--- Short task 1 ---
According to the DACA article, how many participants does Uranga say the program has?

--- Document ---
Leaders on the local, state and national level reacted quickly and vocally Tuesday in publicly denouncing the Trump administration’s decision to dissolve the Deferred Action for Childhood Arrivals (DACA) program in six months.

United States Attorney General Jeff Sessions made the announcement during a press conference that day, saying the Obama administration immigration policy– which, for five years, has allowed certain illegal immigrants who entered the US as minors to receive eligibility for a work permit and a renewable two-year period of deferred action from deportation– was implemented unilaterally to controversy and legal concern after Congress rejected multiple proposals to extend similar benefits to “this same group of illegal aliens.”

“In other words, the [Obama] executive branch, through DACA, deliberately sought to achieve what the legislative branch specifically refused to authorize on multiple occasions,” Sessions said. “Such an open-ended circumvention of immigration laws was an unconstitutional exercise of authority by the executive branch.”

One local elected official who was particularly critical of the decision is Long Beach 7th District Councilmember Roberto Uranga, who said “this president is the one we expected to have: without political experience, without concern for the poor and underserved, without filters and without the rule of law.”

Uranga lambasted Trump for having pardoned a convicted racial profiler and implicitly giving voice to outliers such as the Ku Klux Klan and neo Nazis before generalizing about the youth, often referred to as Dreamers, who have benefited from DACA.

“We have a president who can rescind DACA and characterize its 800,000 participants as criminals– subject to deportation– use public funds to build a wall and still profess to be a compassionate president,” Uranga wrote in a statement released Tuesday night. “A crime is being committed against people of color and the poor. It is a shame when public-policy issues such as those the president fights to defeat become political platforms to keep his political base strong. It is a travesty, it is shameless and it is devoid of honor. I, unequivocally, denounce the president’s actions and call for people to continue the resistance needed to right the wrongs perpetrated by the Trump presidency.”

Bounding box entries:

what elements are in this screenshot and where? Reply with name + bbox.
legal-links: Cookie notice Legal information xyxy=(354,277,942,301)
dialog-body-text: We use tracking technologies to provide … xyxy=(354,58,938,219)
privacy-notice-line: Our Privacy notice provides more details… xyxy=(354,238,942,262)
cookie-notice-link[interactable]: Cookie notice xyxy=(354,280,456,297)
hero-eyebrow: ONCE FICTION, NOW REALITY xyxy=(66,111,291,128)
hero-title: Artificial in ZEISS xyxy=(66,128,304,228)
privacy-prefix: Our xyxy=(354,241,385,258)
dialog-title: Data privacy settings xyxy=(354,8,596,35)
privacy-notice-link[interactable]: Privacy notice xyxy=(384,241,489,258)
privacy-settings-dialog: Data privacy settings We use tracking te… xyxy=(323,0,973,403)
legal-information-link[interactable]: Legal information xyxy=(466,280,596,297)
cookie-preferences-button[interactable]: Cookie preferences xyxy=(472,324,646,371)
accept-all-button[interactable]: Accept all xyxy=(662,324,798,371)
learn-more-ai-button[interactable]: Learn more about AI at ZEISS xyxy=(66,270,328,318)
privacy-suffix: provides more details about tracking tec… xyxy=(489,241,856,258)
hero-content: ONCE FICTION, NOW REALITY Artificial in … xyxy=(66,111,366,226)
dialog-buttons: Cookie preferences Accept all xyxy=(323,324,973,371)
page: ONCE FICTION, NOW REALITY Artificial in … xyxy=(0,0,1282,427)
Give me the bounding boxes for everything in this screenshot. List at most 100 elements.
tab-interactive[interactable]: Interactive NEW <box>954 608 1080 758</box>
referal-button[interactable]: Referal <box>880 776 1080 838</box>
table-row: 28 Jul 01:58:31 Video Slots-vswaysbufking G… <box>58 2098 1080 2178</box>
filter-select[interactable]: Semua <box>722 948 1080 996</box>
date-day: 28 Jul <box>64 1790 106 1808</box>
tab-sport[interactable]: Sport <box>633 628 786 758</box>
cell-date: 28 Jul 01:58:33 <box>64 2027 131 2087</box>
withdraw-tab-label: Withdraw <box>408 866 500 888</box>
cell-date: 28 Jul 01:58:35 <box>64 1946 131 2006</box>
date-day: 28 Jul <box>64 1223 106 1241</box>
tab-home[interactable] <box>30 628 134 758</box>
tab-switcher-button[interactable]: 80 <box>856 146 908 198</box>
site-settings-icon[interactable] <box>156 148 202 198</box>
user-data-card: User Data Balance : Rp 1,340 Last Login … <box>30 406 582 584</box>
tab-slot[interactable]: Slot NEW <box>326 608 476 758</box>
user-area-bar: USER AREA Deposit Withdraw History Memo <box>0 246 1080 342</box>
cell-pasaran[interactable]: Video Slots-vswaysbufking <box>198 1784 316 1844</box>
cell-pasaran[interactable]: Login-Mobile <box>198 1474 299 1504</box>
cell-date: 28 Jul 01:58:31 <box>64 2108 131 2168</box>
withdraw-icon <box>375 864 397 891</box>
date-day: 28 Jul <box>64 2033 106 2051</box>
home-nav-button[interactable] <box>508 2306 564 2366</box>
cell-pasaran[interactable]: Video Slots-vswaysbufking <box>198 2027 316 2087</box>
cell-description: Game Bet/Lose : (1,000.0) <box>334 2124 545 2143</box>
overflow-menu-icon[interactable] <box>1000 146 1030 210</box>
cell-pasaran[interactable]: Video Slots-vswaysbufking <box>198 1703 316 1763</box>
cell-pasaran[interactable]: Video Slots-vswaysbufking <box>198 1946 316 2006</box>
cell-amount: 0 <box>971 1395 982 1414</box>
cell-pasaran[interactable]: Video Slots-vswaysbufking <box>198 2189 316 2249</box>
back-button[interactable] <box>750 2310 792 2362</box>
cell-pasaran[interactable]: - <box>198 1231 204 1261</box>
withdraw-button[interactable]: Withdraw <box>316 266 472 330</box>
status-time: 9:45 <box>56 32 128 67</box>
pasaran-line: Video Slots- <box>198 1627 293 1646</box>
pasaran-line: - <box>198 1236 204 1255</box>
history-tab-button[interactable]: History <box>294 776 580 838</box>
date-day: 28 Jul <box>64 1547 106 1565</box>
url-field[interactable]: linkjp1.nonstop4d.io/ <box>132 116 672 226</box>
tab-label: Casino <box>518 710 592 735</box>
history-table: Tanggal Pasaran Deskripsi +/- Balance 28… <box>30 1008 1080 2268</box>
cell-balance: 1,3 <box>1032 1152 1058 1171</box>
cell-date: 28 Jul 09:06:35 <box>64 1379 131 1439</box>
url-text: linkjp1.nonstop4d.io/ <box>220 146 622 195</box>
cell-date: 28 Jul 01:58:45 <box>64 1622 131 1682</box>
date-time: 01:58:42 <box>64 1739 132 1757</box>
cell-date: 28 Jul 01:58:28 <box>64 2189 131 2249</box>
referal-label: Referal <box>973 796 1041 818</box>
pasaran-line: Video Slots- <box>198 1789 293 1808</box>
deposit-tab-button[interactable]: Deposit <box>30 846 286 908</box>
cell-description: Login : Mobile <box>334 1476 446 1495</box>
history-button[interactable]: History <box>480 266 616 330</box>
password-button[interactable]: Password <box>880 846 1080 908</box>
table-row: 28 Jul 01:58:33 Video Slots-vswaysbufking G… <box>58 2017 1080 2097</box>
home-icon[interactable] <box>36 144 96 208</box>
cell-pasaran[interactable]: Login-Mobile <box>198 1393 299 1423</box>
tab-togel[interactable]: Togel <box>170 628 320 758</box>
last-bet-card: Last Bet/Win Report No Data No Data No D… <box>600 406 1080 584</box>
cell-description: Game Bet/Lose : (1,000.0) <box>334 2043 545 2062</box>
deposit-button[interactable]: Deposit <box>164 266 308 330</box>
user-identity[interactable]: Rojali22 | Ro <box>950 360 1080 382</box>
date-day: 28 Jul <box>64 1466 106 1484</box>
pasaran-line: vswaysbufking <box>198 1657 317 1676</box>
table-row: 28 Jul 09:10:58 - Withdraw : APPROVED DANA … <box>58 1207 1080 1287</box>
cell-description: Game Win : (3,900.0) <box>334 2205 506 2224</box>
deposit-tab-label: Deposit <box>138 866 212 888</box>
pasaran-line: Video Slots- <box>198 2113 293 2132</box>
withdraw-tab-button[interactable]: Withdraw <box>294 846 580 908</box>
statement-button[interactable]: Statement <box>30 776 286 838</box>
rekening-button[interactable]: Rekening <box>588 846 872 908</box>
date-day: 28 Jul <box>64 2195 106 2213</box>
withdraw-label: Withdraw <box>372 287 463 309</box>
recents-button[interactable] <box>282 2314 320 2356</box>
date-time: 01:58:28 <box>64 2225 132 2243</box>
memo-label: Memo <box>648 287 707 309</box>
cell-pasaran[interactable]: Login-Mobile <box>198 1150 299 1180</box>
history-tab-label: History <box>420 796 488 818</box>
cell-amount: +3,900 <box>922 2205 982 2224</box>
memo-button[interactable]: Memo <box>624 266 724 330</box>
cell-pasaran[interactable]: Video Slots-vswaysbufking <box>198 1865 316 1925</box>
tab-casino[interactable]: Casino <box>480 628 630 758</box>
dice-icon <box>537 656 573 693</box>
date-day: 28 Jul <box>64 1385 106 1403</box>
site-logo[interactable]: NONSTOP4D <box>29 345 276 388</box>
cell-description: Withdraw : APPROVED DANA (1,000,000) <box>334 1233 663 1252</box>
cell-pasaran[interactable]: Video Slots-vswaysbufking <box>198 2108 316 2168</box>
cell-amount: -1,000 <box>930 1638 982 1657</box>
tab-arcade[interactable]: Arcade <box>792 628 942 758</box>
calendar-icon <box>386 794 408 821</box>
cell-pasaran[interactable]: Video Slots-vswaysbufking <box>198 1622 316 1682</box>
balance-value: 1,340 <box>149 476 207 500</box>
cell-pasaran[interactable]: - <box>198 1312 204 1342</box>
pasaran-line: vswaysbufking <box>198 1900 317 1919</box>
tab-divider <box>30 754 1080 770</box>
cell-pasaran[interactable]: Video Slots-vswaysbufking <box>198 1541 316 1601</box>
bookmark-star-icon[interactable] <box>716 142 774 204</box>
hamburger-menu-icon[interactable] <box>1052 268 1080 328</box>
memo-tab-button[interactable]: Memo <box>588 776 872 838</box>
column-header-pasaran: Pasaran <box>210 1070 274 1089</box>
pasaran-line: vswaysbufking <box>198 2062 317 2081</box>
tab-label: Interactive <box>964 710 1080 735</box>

--- Short task 2 ---
Write out the listing without any changes, from its first line up to and including the line with "hero-content: ONCE FICTION, NOW".

--- Output 1 ---
800,000

--- Output 2 ---
what elements are in this screenshot and where? Reply with name + bbox.
legal-links: Cookie notice Legal information xyxy=(354,277,942,301)
dialog-body-text: We use tracking technologies to provide … xyxy=(354,58,938,219)
privacy-notice-line: Our Privacy notice provides more details… xyxy=(354,238,942,262)
cookie-notice-link[interactable]: Cookie notice xyxy=(354,280,456,297)
hero-eyebrow: ONCE FICTION, NOW REALITY xyxy=(66,111,291,128)
hero-title: Artificial in ZEISS xyxy=(66,128,304,228)
privacy-prefix: Our xyxy=(354,241,385,258)
dialog-title: Data privacy settings xyxy=(354,8,596,35)
privacy-notice-link[interactable]: Privacy notice xyxy=(384,241,489,258)
privacy-settings-dialog: Data privacy settings We use tracking te… xyxy=(323,0,973,403)
legal-information-link[interactable]: Legal information xyxy=(466,280,596,297)
cookie-preferences-button[interactable]: Cookie preferences xyxy=(472,324,646,371)
accept-all-button[interactable]: Accept all xyxy=(662,324,798,371)
learn-more-ai-button[interactable]: Learn more about AI at ZEISS xyxy=(66,270,328,318)
privacy-suffix: provides more details about tracking tec… xyxy=(489,241,856,258)
hero-content: ONCE FICTION, NOW REALITY Artificial in … xyxy=(66,111,366,226)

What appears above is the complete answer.